Type out the complete listing below word for word, without its pictures.
*** Rows ***
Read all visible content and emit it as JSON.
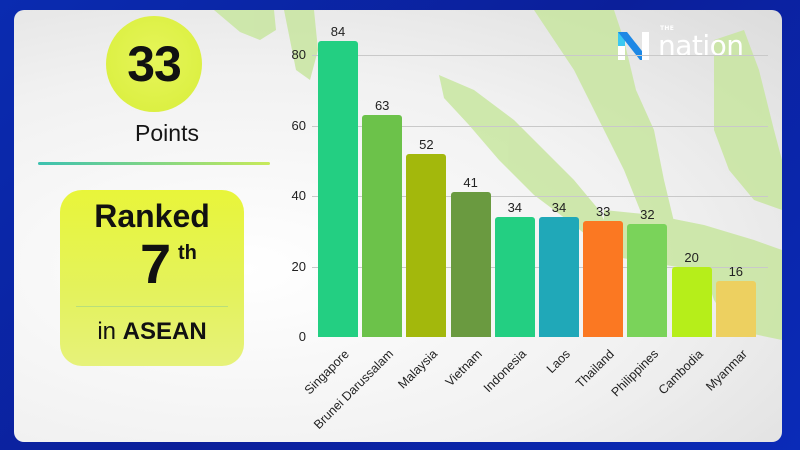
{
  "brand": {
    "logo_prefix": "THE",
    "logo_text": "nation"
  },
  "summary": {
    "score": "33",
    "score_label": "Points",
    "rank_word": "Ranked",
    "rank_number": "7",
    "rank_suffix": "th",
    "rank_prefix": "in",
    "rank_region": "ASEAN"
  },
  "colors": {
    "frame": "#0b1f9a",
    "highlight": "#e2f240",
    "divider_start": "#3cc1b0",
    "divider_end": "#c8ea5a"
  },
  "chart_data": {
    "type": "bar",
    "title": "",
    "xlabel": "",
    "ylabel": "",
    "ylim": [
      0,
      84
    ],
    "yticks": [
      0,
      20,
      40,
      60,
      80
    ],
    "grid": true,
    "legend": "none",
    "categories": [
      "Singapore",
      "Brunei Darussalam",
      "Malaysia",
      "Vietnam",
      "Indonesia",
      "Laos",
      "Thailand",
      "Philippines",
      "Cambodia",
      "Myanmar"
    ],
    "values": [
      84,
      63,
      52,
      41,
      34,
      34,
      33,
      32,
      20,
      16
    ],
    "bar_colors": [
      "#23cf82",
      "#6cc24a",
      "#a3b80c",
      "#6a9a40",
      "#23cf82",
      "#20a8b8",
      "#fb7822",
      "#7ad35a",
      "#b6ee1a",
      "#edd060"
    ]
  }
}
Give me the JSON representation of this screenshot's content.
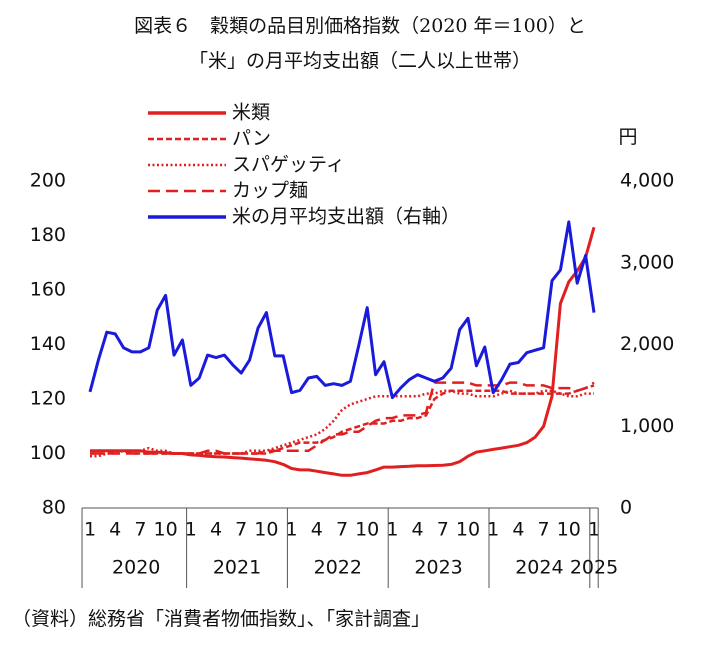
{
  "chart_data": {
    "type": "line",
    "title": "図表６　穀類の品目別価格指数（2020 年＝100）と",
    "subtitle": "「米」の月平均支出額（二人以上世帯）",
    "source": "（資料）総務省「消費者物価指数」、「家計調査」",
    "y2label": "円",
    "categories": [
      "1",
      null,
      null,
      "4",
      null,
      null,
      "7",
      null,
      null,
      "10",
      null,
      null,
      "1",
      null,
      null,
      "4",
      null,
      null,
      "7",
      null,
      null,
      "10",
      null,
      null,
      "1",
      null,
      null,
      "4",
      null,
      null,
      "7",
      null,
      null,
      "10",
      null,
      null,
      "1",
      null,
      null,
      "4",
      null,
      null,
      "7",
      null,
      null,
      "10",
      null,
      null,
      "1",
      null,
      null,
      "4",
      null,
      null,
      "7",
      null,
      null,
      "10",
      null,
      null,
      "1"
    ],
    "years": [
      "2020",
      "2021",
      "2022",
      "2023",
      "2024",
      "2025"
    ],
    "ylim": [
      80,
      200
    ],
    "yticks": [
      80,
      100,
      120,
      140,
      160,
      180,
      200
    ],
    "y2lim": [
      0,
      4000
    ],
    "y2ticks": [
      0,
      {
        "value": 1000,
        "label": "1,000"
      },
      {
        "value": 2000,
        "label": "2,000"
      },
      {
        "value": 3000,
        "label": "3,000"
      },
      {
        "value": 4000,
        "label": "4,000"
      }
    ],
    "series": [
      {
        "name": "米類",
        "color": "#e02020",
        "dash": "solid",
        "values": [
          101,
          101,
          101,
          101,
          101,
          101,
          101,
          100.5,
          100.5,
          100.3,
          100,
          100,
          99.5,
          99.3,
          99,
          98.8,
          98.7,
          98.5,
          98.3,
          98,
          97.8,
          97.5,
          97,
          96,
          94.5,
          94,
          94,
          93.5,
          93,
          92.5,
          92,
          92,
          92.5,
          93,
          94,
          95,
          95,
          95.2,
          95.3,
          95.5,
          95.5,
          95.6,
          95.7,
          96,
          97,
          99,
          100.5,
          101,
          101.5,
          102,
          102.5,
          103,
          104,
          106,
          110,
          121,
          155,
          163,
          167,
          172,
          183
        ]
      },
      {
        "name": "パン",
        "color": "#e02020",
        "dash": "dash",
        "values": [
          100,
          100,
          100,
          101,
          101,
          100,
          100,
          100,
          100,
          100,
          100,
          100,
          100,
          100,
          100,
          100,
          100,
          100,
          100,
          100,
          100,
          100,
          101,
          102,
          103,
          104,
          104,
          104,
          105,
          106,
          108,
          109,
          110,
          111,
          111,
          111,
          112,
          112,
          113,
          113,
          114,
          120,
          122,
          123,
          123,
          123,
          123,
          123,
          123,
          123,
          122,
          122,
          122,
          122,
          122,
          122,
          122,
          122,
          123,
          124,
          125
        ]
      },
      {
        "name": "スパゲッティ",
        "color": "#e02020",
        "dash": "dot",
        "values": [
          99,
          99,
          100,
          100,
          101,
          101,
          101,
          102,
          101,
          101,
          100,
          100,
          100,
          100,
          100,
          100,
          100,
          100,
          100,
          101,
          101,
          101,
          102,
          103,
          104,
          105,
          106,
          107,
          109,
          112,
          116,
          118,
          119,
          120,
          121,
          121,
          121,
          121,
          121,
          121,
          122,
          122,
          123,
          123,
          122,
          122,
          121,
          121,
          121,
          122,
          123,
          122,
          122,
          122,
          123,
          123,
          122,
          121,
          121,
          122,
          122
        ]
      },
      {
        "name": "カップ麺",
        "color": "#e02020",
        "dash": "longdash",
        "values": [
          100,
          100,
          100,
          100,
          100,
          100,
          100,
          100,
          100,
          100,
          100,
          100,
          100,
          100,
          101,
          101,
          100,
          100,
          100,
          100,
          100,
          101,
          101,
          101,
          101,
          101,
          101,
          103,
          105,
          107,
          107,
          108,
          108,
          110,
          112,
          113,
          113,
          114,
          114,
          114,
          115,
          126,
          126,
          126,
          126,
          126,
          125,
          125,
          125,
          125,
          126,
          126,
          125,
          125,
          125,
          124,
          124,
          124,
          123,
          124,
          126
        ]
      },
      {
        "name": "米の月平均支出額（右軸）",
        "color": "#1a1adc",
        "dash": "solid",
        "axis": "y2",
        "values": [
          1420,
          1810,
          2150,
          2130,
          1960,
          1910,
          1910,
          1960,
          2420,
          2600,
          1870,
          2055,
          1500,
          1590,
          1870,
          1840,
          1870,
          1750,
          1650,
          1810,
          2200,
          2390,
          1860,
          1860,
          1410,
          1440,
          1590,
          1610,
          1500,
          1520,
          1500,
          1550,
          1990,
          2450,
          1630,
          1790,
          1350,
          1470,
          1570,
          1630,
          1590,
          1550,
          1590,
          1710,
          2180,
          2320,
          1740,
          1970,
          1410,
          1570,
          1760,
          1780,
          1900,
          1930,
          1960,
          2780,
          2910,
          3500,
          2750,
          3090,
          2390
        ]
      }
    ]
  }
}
***
# Answer below
Read all visible content and emit it as JSON.
{
  "brand": {
    "logo_prefix": "THE",
    "logo_text": "nation"
  },
  "summary": {
    "score": "33",
    "score_label": "Points",
    "rank_word": "Ranked",
    "rank_number": "7",
    "rank_suffix": "th",
    "rank_prefix": "in",
    "rank_region": "ASEAN"
  },
  "colors": {
    "frame": "#0b1f9a",
    "highlight": "#e2f240",
    "divider_start": "#3cc1b0",
    "divider_end": "#c8ea5a"
  },
  "chart_data": {
    "type": "bar",
    "title": "",
    "xlabel": "",
    "ylabel": "",
    "ylim": [
      0,
      84
    ],
    "yticks": [
      0,
      20,
      40,
      60,
      80
    ],
    "grid": true,
    "legend": "none",
    "categories": [
      "Singapore",
      "Brunei Darussalam",
      "Malaysia",
      "Vietnam",
      "Indonesia",
      "Laos",
      "Thailand",
      "Philippines",
      "Cambodia",
      "Myanmar"
    ],
    "values": [
      84,
      63,
      52,
      41,
      34,
      34,
      33,
      32,
      20,
      16
    ],
    "bar_colors": [
      "#23cf82",
      "#6cc24a",
      "#a3b80c",
      "#6a9a40",
      "#23cf82",
      "#20a8b8",
      "#fb7822",
      "#7ad35a",
      "#b6ee1a",
      "#edd060"
    ]
  }
}
Give me the JSON representation of this screenshot's content.
{
  "chart_data": {
    "type": "line",
    "title": "図表６　穀類の品目別価格指数（2020 年＝100）と",
    "subtitle": "「米」の月平均支出額（二人以上世帯）",
    "source": "（資料）総務省「消費者物価指数」、「家計調査」",
    "y2label": "円",
    "categories": [
      "1",
      null,
      null,
      "4",
      null,
      null,
      "7",
      null,
      null,
      "10",
      null,
      null,
      "1",
      null,
      null,
      "4",
      null,
      null,
      "7",
      null,
      null,
      "10",
      null,
      null,
      "1",
      null,
      null,
      "4",
      null,
      null,
      "7",
      null,
      null,
      "10",
      null,
      null,
      "1",
      null,
      null,
      "4",
      null,
      null,
      "7",
      null,
      null,
      "10",
      null,
      null,
      "1",
      null,
      null,
      "4",
      null,
      null,
      "7",
      null,
      null,
      "10",
      null,
      null,
      "1"
    ],
    "years": [
      "2020",
      "2021",
      "2022",
      "2023",
      "2024",
      "2025"
    ],
    "ylim": [
      80,
      200
    ],
    "yticks": [
      80,
      100,
      120,
      140,
      160,
      180,
      200
    ],
    "y2lim": [
      0,
      4000
    ],
    "y2ticks": [
      0,
      {
        "value": 1000,
        "label": "1,000"
      },
      {
        "value": 2000,
        "label": "2,000"
      },
      {
        "value": 3000,
        "label": "3,000"
      },
      {
        "value": 4000,
        "label": "4,000"
      }
    ],
    "series": [
      {
        "name": "米類",
        "color": "#e02020",
        "dash": "solid",
        "values": [
          101,
          101,
          101,
          101,
          101,
          101,
          101,
          100.5,
          100.5,
          100.3,
          100,
          100,
          99.5,
          99.3,
          99,
          98.8,
          98.7,
          98.5,
          98.3,
          98,
          97.8,
          97.5,
          97,
          96,
          94.5,
          94,
          94,
          93.5,
          93,
          92.5,
          92,
          92,
          92.5,
          93,
          94,
          95,
          95,
          95.2,
          95.3,
          95.5,
          95.5,
          95.6,
          95.7,
          96,
          97,
          99,
          100.5,
          101,
          101.5,
          102,
          102.5,
          103,
          104,
          106,
          110,
          121,
          155,
          163,
          167,
          172,
          183
        ]
      },
      {
        "name": "パン",
        "color": "#e02020",
        "dash": "dash",
        "values": [
          100,
          100,
          100,
          101,
          101,
          100,
          100,
          100,
          100,
          100,
          100,
          100,
          100,
          100,
          100,
          100,
          100,
          100,
          100,
          100,
          100,
          100,
          101,
          102,
          103,
          104,
          104,
          104,
          105,
          106,
          108,
          109,
          110,
          111,
          111,
          111,
          112,
          112,
          113,
          113,
          114,
          120,
          122,
          123,
          123,
          123,
          123,
          123,
          123,
          123,
          122,
          122,
          122,
          122,
          122,
          122,
          122,
          122,
          123,
          124,
          125
        ]
      },
      {
        "name": "スパゲッティ",
        "color": "#e02020",
        "dash": "dot",
        "values": [
          99,
          99,
          100,
          100,
          101,
          101,
          101,
          102,
          101,
          101,
          100,
          100,
          100,
          100,
          100,
          100,
          100,
          100,
          100,
          101,
          101,
          101,
          102,
          103,
          104,
          105,
          106,
          107,
          109,
          112,
          116,
          118,
          119,
          120,
          121,
          121,
          121,
          121,
          121,
          121,
          122,
          122,
          123,
          123,
          122,
          122,
          121,
          121,
          121,
          122,
          123,
          122,
          122,
          122,
          123,
          123,
          122,
          121,
          121,
          122,
          122
        ]
      },
      {
        "name": "カップ麺",
        "color": "#e02020",
        "dash": "longdash",
        "values": [
          100,
          100,
          100,
          100,
          100,
          100,
          100,
          100,
          100,
          100,
          100,
          100,
          100,
          100,
          101,
          101,
          100,
          100,
          100,
          100,
          100,
          101,
          101,
          101,
          101,
          101,
          101,
          103,
          105,
          107,
          107,
          108,
          108,
          110,
          112,
          113,
          113,
          114,
          114,
          114,
          115,
          126,
          126,
          126,
          126,
          126,
          125,
          125,
          125,
          125,
          126,
          126,
          125,
          125,
          125,
          124,
          124,
          124,
          123,
          124,
          126
        ]
      },
      {
        "name": "米の月平均支出額（右軸）",
        "color": "#1a1adc",
        "dash": "solid",
        "axis": "y2",
        "values": [
          1420,
          1810,
          2150,
          2130,
          1960,
          1910,
          1910,
          1960,
          2420,
          2600,
          1870,
          2055,
          1500,
          1590,
          1870,
          1840,
          1870,
          1750,
          1650,
          1810,
          2200,
          2390,
          1860,
          1860,
          1410,
          1440,
          1590,
          1610,
          1500,
          1520,
          1500,
          1550,
          1990,
          2450,
          1630,
          1790,
          1350,
          1470,
          1570,
          1630,
          1590,
          1550,
          1590,
          1710,
          2180,
          2320,
          1740,
          1970,
          1410,
          1570,
          1760,
          1780,
          1900,
          1930,
          1960,
          2780,
          2910,
          3500,
          2750,
          3090,
          2390
        ]
      }
    ]
  }
}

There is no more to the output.